==== Material provided
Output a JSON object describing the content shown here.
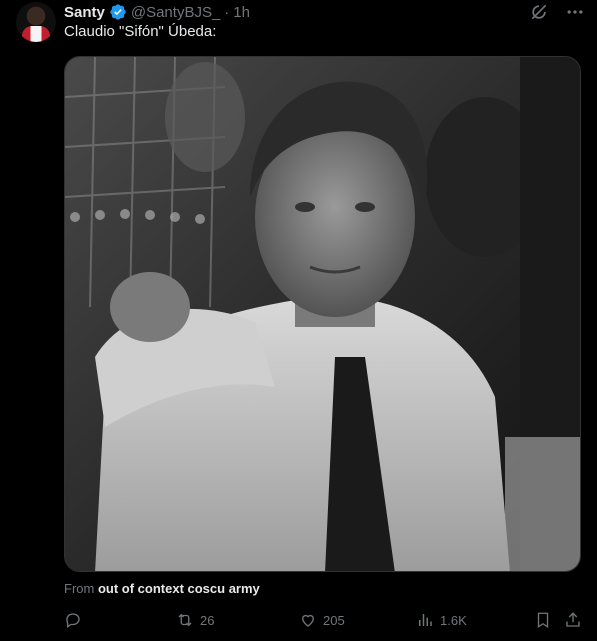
{
  "tweet": {
    "author_name": "Santy",
    "handle": "@SantyBJS_",
    "separator": "·",
    "time": "1h",
    "text": "Claudio \"Sifón\" Úbeda:",
    "from_prefix": "From",
    "from_source": "out of context coscu army"
  },
  "actions": {
    "replies": "",
    "retweets": "26",
    "likes": "205",
    "views": "1.6K"
  },
  "icons": {
    "verified": "verified-badge-icon",
    "grok": "grok-icon",
    "more": "more-icon",
    "reply": "reply-icon",
    "retweet": "retweet-icon",
    "like": "heart-icon",
    "views": "views-icon",
    "bookmark": "bookmark-icon",
    "share": "share-icon"
  },
  "colors": {
    "background": "#000000",
    "text": "#e7e9ea",
    "muted": "#71767b",
    "verified": "#1d9bf0"
  }
}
========
» Task objective:
Determine the number of lines in the entries above where the string "verified" appears. Answer with the number alone.

» Result of the exercise:
2